## Start Records to process

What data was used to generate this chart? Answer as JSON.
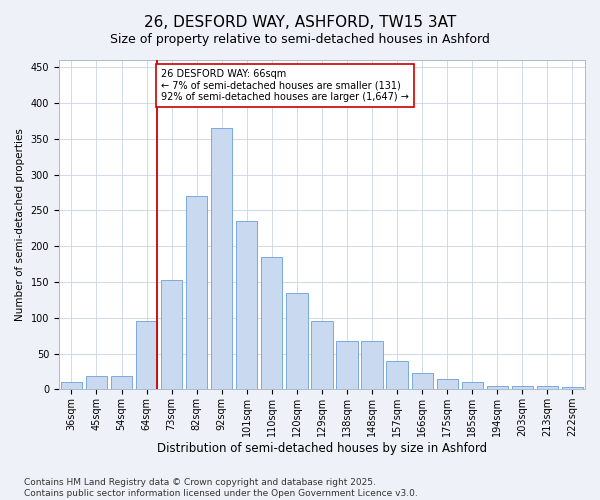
{
  "title": "26, DESFORD WAY, ASHFORD, TW15 3AT",
  "subtitle": "Size of property relative to semi-detached houses in Ashford",
  "xlabel": "Distribution of semi-detached houses by size in Ashford",
  "ylabel": "Number of semi-detached properties",
  "categories": [
    "36sqm",
    "45sqm",
    "54sqm",
    "64sqm",
    "73sqm",
    "82sqm",
    "92sqm",
    "101sqm",
    "110sqm",
    "120sqm",
    "129sqm",
    "138sqm",
    "148sqm",
    "157sqm",
    "166sqm",
    "175sqm",
    "185sqm",
    "194sqm",
    "203sqm",
    "213sqm",
    "222sqm"
  ],
  "values": [
    10,
    18,
    18,
    95,
    152,
    270,
    365,
    235,
    185,
    135,
    95,
    67,
    67,
    40,
    23,
    15,
    10,
    5,
    5,
    5,
    3
  ],
  "bar_color": "#c9d9f0",
  "bar_edge_color": "#6a9fd8",
  "property_line_color": "#cc0000",
  "annotation_text": "26 DESFORD WAY: 66sqm\n← 7% of semi-detached houses are smaller (131)\n92% of semi-detached houses are larger (1,647) →",
  "annotation_box_color": "#cc0000",
  "ylim": [
    0,
    460
  ],
  "yticks": [
    0,
    50,
    100,
    150,
    200,
    250,
    300,
    350,
    400,
    450
  ],
  "footer_text": "Contains HM Land Registry data © Crown copyright and database right 2025.\nContains public sector information licensed under the Open Government Licence v3.0.",
  "bg_color": "#eef2f8",
  "plot_bg_color": "#ffffff",
  "grid_color": "#c8d4e8",
  "title_fontsize": 11,
  "subtitle_fontsize": 9,
  "xlabel_fontsize": 8.5,
  "ylabel_fontsize": 7.5,
  "tick_fontsize": 7,
  "annot_fontsize": 7,
  "footer_fontsize": 6.5
}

## End Records to process

*Job*.
Give all the lines above again, character for character, without pictures.

*Reply*.
What data was used to generate this chart? Answer as JSON.
{
  "title": "26, DESFORD WAY, ASHFORD, TW15 3AT",
  "subtitle": "Size of property relative to semi-detached houses in Ashford",
  "xlabel": "Distribution of semi-detached houses by size in Ashford",
  "ylabel": "Number of semi-detached properties",
  "categories": [
    "36sqm",
    "45sqm",
    "54sqm",
    "64sqm",
    "73sqm",
    "82sqm",
    "92sqm",
    "101sqm",
    "110sqm",
    "120sqm",
    "129sqm",
    "138sqm",
    "148sqm",
    "157sqm",
    "166sqm",
    "175sqm",
    "185sqm",
    "194sqm",
    "203sqm",
    "213sqm",
    "222sqm"
  ],
  "values": [
    10,
    18,
    18,
    95,
    152,
    270,
    365,
    235,
    185,
    135,
    95,
    67,
    67,
    40,
    23,
    15,
    10,
    5,
    5,
    5,
    3
  ],
  "bar_color": "#c9d9f0",
  "bar_edge_color": "#6a9fd8",
  "property_line_color": "#cc0000",
  "annotation_text": "26 DESFORD WAY: 66sqm\n← 7% of semi-detached houses are smaller (131)\n92% of semi-detached houses are larger (1,647) →",
  "annotation_box_color": "#cc0000",
  "ylim": [
    0,
    460
  ],
  "yticks": [
    0,
    50,
    100,
    150,
    200,
    250,
    300,
    350,
    400,
    450
  ],
  "footer_text": "Contains HM Land Registry data © Crown copyright and database right 2025.\nContains public sector information licensed under the Open Government Licence v3.0.",
  "bg_color": "#eef2f8",
  "plot_bg_color": "#ffffff",
  "grid_color": "#c8d4e8",
  "title_fontsize": 11,
  "subtitle_fontsize": 9,
  "xlabel_fontsize": 8.5,
  "ylabel_fontsize": 7.5,
  "tick_fontsize": 7,
  "annot_fontsize": 7,
  "footer_fontsize": 6.5
}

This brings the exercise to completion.